═══ Entries supplied

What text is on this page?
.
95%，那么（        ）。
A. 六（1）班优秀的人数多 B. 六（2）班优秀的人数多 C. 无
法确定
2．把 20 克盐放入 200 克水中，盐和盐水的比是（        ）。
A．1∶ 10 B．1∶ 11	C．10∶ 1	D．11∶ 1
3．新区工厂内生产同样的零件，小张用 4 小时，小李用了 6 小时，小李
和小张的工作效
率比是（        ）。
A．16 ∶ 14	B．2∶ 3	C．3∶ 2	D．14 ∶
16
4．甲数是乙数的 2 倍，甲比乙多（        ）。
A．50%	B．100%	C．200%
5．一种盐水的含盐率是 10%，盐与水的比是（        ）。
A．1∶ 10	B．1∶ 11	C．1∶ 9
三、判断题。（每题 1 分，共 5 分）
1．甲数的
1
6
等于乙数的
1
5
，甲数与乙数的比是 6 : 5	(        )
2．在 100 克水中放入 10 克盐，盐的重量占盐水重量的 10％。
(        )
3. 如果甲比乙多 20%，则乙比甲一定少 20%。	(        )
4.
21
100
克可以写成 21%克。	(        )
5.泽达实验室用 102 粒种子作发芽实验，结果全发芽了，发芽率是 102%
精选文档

══════

- Required task -
All records above must be set down exactly, please.

- Exercise result -
What text is on this page?
.
95%，那么（        ）。
A. 六（1）班优秀的人数多 B. 六（2）班优秀的人数多 C. 无
法确定
2．把 20 克盐放入 200 克水中，盐和盐水的比是（        ）。
A．1∶ 10 B．1∶ 11	C．10∶ 1	D．11∶ 1
3．新区工厂内生产同样的零件，小张用 4 小时，小李用了 6 小时，小李
和小张的工作效
率比是（        ）。
A．16 ∶ 14	B．2∶ 3	C．3∶ 2	D．14 ∶
16
4．甲数是乙数的 2 倍，甲比乙多（        ）。
A．50%	B．100%	C．200%
5．一种盐水的含盐率是 10%，盐与水的比是（        ）。
A．1∶ 10	B．1∶ 11	C．1∶ 9
三、判断题。（每题 1 分，共 5 分）
1．甲数的
1
6
等于乙数的
1
5
，甲数与乙数的比是 6 : 5	(        )
2．在 100 克水中放入 10 克盐，盐的重量占盐水重量的 10％。
(        )
3. 如果甲比乙多 20%，则乙比甲一定少 20%。	(        )
4.
21
100
克可以写成 21%克。	(        )
5.泽达实验室用 102 粒种子作发芽实验，结果全发芽了，发芽率是 102%
精选文档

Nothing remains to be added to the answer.